Stated goal:
Copy out the entries below in full and exactly.

##### Records for this task

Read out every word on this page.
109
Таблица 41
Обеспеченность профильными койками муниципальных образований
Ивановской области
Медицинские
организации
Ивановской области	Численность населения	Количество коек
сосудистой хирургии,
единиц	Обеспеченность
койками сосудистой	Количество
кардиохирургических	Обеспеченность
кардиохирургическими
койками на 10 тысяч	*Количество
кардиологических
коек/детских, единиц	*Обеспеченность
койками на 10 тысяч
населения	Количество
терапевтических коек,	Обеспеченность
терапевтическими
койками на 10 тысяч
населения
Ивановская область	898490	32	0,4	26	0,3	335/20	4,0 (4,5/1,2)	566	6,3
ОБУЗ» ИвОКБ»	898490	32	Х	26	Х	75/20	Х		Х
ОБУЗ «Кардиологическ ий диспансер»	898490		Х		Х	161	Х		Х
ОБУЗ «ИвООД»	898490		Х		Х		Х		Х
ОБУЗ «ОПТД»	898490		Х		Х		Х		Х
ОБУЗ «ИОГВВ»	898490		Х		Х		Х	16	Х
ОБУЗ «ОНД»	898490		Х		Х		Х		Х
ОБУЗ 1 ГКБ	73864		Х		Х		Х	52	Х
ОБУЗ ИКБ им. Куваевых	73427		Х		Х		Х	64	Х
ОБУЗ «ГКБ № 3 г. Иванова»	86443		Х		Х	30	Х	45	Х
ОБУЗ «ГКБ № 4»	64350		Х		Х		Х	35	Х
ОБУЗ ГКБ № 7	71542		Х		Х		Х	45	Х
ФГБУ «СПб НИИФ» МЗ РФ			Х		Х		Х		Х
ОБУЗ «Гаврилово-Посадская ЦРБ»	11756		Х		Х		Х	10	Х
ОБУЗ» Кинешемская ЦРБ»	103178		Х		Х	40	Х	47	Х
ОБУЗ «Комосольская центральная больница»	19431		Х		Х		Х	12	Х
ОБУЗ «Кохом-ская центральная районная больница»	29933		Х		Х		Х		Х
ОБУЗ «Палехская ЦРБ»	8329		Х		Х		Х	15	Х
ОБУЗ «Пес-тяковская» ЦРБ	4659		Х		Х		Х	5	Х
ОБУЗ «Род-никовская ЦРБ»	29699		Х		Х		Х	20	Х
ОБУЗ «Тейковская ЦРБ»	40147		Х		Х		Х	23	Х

##########

Solution to this problem:
Read out every word on this page.
109
Таблица 41
Обеспеченность профильными койками муниципальных образований
Ивановской области
Медицинские
организации
Ивановской области	Численность населения	Количество коек
сосудистой хирургии,
единиц	Обеспеченность
койками сосудистой	Количество
кардиохирургических	Обеспеченность
кардиохирургическими
койками на 10 тысяч	*Количество
кардиологических
коек/детских, единиц	*Обеспеченность
койками на 10 тысяч
населения	Количество
терапевтических коек,	Обеспеченность
терапевтическими
койками на 10 тысяч
населения
Ивановская область	898490	32	0,4	26	0,3	335/20	4,0 (4,5/1,2)	566	6,3
ОБУЗ» ИвОКБ»	898490	32	Х	26	Х	75/20	Х		Х
ОБУЗ «Кардиологическ ий диспансер»	898490		Х		Х	161	Х		Х
ОБУЗ «ИвООД»	898490		Х		Х		Х		Х
ОБУЗ «ОПТД»	898490		Х		Х		Х		Х
ОБУЗ «ИОГВВ»	898490		Х		Х		Х	16	Х
ОБУЗ «ОНД»	898490		Х		Х		Х		Х
ОБУЗ 1 ГКБ	73864		Х		Х		Х	52	Х
ОБУЗ ИКБ им. Куваевых	73427		Х		Х		Х	64	Х
ОБУЗ «ГКБ № 3 г. Иванова»	86443		Х		Х	30	Х	45	Х
ОБУЗ «ГКБ № 4»	64350		Х		Х		Х	35	Х
ОБУЗ ГКБ № 7	71542		Х		Х		Х	45	Х
ФГБУ «СПб НИИФ» МЗ РФ			Х		Х		Х		Х
ОБУЗ «Гаврилово-Посадская ЦРБ»	11756		Х		Х		Х	10	Х
ОБУЗ» Кинешемская ЦРБ»	103178		Х		Х	40	Х	47	Х
ОБУЗ «Комосольская центральная больница»	19431		Х		Х		Х	12	Х
ОБУЗ «Кохом-ская центральная районная больница»	29933		Х		Х		Х		Х
ОБУЗ «Палехская ЦРБ»	8329		Х		Х		Х	15	Х
ОБУЗ «Пес-тяковская» ЦРБ	4659		Х		Х		Х	5	Х
ОБУЗ «Род-никовская ЦРБ»	29699		Х		Х		Х	20	Х
ОБУЗ «Тейковская ЦРБ»	40147		Х		Х		Х	23	Х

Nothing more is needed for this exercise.